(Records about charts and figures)

%%

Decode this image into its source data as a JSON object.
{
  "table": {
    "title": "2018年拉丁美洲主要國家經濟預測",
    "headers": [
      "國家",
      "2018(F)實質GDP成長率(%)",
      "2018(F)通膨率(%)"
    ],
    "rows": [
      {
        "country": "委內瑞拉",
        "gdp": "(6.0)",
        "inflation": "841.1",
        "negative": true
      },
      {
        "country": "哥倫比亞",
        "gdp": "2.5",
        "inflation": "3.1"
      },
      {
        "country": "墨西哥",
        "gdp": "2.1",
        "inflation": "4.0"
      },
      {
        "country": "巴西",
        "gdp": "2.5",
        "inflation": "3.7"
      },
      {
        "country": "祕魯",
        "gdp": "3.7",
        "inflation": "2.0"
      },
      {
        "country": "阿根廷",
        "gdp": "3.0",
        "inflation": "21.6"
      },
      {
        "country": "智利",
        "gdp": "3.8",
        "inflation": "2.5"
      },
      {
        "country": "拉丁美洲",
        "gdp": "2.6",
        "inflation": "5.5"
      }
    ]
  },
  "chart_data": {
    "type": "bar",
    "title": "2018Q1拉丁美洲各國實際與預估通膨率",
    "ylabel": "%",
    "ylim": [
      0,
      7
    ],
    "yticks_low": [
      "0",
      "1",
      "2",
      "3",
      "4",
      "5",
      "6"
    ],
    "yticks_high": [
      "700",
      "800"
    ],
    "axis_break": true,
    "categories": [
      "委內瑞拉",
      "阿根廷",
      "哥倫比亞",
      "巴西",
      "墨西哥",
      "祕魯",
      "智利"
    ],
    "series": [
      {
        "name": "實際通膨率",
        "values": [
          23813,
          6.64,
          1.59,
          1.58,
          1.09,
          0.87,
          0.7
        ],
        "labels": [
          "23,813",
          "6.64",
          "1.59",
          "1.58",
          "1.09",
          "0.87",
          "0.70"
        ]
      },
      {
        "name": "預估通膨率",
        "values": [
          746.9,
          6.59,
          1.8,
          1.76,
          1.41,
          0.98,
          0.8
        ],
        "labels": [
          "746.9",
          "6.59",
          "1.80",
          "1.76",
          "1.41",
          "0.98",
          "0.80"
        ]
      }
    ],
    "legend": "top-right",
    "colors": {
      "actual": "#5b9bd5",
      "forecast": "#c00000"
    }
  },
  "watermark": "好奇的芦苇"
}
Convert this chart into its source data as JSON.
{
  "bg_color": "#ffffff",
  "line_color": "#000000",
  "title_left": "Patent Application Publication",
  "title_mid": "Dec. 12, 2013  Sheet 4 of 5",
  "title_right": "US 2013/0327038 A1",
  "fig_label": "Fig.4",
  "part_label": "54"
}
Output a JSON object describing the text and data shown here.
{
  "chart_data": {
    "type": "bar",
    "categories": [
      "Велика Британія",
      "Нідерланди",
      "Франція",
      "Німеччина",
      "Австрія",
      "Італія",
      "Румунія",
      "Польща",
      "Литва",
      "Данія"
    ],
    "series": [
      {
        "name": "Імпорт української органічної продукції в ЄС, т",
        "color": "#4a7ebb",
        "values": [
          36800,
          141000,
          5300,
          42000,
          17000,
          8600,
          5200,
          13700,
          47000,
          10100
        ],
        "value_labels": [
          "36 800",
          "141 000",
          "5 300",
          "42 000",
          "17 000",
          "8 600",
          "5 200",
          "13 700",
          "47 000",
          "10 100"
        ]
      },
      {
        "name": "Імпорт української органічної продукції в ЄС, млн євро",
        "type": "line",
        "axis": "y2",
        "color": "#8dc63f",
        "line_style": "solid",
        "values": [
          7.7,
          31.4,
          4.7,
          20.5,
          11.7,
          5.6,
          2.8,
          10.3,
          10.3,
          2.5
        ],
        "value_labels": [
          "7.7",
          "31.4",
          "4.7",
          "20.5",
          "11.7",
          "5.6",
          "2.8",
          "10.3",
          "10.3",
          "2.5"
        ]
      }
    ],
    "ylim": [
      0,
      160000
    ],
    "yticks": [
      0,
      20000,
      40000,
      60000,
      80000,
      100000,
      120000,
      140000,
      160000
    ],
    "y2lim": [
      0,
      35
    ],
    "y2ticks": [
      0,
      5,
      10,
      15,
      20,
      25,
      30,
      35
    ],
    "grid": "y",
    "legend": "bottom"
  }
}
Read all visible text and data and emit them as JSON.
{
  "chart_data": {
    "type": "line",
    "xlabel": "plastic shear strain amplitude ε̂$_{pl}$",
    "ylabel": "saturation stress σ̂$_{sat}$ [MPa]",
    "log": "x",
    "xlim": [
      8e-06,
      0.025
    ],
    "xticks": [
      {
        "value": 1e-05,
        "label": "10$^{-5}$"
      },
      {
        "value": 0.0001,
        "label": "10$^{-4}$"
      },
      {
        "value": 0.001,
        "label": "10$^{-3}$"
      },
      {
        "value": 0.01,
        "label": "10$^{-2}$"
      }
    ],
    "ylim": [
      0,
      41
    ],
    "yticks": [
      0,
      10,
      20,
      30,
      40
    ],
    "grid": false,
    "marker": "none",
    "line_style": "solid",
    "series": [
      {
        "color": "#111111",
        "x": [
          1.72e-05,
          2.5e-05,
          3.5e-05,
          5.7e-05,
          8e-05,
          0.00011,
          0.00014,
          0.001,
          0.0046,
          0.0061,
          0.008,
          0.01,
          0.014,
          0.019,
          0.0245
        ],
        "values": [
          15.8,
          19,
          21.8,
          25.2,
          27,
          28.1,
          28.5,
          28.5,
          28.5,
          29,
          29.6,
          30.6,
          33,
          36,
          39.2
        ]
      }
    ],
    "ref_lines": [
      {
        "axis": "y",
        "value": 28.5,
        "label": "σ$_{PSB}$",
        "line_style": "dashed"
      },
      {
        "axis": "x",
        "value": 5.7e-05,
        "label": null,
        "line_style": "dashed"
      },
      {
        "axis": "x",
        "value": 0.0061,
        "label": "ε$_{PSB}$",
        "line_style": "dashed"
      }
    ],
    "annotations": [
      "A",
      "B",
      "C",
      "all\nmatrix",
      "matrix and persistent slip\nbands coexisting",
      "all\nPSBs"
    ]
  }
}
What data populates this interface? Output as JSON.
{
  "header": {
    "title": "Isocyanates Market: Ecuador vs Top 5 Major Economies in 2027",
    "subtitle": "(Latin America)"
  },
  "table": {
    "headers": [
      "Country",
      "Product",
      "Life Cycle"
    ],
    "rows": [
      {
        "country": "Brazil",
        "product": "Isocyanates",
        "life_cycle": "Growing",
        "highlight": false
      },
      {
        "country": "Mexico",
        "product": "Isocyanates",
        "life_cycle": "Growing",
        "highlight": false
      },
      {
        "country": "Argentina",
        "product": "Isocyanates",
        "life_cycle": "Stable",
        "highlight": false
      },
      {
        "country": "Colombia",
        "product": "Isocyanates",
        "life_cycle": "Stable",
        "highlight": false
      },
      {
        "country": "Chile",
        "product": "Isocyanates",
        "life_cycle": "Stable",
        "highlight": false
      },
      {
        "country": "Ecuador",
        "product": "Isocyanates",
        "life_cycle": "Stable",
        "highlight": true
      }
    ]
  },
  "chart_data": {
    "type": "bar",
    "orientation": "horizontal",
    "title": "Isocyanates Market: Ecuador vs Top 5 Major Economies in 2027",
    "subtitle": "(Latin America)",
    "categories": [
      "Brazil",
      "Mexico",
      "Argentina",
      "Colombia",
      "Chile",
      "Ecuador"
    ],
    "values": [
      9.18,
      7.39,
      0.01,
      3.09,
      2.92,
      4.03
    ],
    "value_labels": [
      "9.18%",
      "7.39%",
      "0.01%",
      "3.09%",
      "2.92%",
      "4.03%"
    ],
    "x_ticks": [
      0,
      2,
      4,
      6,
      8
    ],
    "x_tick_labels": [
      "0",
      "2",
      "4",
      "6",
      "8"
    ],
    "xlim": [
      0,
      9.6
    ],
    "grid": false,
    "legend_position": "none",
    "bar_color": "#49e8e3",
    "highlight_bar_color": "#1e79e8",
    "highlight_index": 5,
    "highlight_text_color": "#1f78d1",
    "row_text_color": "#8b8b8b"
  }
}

%%

--- REQUIRED TASK ---
Each line above that holds the string "true" should be copied and shown.

--- RESULT OF THIS TASK ---
        "negative": true
    "axis_break": true,
        "highlight": true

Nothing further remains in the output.